-- begin INPUT DATA --

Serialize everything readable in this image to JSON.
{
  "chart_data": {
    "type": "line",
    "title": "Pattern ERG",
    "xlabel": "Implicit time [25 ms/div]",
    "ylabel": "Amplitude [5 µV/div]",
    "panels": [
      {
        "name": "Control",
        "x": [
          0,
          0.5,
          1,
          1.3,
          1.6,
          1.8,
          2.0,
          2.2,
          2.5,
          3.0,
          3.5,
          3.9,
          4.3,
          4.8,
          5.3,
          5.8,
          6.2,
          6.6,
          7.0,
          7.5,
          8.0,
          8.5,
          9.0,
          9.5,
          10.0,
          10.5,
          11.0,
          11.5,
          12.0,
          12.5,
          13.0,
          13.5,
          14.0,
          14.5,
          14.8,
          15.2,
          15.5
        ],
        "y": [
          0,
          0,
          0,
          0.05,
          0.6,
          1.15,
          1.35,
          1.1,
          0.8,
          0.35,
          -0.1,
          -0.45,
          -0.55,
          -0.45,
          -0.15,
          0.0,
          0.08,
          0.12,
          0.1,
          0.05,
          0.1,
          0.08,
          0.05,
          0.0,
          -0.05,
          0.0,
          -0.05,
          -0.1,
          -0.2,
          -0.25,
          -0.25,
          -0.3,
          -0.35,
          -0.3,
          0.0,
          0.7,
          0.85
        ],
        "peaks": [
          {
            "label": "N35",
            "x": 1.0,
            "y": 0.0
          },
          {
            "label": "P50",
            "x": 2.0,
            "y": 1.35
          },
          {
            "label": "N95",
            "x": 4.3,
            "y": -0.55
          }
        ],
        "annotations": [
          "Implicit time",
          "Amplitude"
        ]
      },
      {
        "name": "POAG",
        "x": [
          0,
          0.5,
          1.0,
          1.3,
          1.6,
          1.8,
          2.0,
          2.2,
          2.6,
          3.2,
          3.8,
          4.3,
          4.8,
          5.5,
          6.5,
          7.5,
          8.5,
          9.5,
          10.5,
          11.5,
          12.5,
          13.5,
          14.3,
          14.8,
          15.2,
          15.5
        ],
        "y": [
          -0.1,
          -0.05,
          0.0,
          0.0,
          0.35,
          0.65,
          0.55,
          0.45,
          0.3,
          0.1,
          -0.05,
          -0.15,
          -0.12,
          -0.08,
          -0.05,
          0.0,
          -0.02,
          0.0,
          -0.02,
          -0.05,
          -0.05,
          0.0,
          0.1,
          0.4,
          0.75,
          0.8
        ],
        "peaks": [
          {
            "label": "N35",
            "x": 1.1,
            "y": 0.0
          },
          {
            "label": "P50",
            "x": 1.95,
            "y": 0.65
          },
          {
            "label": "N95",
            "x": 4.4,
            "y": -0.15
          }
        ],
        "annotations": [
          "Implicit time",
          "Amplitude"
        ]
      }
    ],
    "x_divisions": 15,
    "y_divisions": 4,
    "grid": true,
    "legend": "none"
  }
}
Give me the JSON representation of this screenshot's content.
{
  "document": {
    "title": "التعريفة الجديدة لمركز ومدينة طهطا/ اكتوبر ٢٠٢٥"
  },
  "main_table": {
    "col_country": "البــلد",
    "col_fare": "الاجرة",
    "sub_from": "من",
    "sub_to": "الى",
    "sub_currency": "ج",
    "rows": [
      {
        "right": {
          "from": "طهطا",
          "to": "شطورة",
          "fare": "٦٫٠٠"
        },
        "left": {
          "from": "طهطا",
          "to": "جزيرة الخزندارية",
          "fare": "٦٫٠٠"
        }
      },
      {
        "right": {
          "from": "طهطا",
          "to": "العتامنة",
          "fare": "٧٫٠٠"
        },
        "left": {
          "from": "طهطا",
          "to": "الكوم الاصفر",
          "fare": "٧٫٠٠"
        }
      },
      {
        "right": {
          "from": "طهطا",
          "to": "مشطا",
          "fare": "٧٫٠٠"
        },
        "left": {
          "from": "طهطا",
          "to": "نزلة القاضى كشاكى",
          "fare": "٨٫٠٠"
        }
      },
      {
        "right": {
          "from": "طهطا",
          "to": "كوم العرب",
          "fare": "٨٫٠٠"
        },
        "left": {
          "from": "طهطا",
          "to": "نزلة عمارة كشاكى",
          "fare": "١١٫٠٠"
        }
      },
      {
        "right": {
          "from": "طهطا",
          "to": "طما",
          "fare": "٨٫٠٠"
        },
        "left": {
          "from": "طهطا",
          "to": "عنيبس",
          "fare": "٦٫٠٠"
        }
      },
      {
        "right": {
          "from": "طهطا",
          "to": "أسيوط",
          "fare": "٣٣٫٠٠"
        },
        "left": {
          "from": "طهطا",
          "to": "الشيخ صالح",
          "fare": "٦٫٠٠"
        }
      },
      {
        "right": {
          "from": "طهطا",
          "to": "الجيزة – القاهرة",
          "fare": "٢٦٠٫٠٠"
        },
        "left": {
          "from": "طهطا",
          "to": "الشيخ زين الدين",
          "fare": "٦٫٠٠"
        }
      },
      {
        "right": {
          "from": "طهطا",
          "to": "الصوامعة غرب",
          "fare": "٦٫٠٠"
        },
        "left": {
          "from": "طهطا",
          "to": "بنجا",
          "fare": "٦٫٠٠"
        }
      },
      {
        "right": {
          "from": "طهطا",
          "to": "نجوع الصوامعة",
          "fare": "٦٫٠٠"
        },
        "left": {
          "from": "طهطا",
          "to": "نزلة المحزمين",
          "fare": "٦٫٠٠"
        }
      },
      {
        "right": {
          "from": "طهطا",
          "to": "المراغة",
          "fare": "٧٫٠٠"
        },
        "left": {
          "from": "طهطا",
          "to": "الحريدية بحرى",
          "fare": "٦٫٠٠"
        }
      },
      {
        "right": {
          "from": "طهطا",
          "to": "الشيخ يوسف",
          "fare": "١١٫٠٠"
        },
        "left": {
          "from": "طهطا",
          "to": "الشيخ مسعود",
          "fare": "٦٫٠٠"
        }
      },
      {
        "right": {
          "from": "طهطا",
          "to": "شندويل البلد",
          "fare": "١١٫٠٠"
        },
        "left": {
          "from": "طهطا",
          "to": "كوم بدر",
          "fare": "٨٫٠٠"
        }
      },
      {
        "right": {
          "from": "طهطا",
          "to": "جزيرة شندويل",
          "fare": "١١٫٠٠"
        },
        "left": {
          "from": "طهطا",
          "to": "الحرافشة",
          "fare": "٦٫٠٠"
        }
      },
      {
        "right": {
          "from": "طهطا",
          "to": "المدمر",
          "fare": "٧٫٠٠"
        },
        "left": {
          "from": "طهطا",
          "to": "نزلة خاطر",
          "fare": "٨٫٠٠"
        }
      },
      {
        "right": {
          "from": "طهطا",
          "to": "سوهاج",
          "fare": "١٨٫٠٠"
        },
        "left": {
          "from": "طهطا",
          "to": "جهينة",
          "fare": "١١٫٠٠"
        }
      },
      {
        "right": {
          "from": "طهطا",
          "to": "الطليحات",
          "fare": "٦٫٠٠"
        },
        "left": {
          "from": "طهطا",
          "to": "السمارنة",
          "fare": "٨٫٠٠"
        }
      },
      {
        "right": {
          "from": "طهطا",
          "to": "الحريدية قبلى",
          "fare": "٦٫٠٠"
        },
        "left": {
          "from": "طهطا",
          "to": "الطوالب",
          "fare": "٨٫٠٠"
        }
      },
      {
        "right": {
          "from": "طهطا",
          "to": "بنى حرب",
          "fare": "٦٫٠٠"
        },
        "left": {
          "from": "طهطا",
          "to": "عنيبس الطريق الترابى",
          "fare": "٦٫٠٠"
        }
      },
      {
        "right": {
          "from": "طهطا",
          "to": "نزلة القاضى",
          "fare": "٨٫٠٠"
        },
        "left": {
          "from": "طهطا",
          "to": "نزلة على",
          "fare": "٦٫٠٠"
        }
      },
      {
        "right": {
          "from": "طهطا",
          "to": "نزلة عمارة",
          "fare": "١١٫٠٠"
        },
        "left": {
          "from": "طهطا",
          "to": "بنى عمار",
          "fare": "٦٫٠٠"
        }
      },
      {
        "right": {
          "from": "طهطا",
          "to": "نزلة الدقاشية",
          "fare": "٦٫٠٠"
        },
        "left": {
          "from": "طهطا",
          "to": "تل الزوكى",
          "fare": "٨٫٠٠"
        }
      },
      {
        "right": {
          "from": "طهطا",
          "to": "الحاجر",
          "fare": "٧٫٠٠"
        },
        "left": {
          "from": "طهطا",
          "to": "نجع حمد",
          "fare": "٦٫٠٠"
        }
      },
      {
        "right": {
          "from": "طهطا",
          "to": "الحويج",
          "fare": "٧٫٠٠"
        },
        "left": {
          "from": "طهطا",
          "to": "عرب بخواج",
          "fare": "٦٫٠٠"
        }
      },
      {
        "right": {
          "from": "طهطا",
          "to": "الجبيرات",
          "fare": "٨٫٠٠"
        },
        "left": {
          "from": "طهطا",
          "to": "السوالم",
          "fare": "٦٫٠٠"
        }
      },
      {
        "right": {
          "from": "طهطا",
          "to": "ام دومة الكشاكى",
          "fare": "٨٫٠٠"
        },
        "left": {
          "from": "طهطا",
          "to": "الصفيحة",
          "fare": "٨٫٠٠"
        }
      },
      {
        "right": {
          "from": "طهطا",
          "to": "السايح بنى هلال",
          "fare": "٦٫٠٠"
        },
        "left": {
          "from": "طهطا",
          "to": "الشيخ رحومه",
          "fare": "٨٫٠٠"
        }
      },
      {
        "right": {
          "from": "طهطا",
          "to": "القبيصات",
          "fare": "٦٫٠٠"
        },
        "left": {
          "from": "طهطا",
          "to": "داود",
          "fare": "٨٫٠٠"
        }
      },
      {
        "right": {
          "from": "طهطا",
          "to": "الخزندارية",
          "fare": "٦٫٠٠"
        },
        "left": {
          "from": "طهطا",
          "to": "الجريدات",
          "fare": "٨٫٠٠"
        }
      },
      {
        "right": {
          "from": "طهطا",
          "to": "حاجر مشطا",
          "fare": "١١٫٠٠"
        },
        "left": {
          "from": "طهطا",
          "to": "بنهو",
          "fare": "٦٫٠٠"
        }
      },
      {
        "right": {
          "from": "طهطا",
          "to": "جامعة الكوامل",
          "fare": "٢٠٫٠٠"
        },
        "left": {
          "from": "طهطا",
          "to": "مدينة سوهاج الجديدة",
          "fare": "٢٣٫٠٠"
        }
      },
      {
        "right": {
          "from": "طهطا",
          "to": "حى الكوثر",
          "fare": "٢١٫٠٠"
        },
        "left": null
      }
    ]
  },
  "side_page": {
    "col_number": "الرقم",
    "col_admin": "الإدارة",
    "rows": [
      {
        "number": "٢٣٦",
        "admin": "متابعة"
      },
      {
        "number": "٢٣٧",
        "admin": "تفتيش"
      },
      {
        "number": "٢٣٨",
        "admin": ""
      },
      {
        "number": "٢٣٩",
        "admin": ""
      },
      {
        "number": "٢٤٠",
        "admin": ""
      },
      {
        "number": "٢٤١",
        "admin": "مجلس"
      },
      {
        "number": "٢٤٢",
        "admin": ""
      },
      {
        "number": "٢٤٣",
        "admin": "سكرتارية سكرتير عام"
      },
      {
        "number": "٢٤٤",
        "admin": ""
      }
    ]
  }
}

-- end INPUT DATA --

* **WHAT IS EXPECTED**
Select and copy every line of the listing with the word "title".

* **EXERCISE RESPONSE**
    "title": "Pattern ERG",
    "title": "التعريفة الجديدة لمركز ومدينة طهطا/ اكتوبر ٢٠٢٥"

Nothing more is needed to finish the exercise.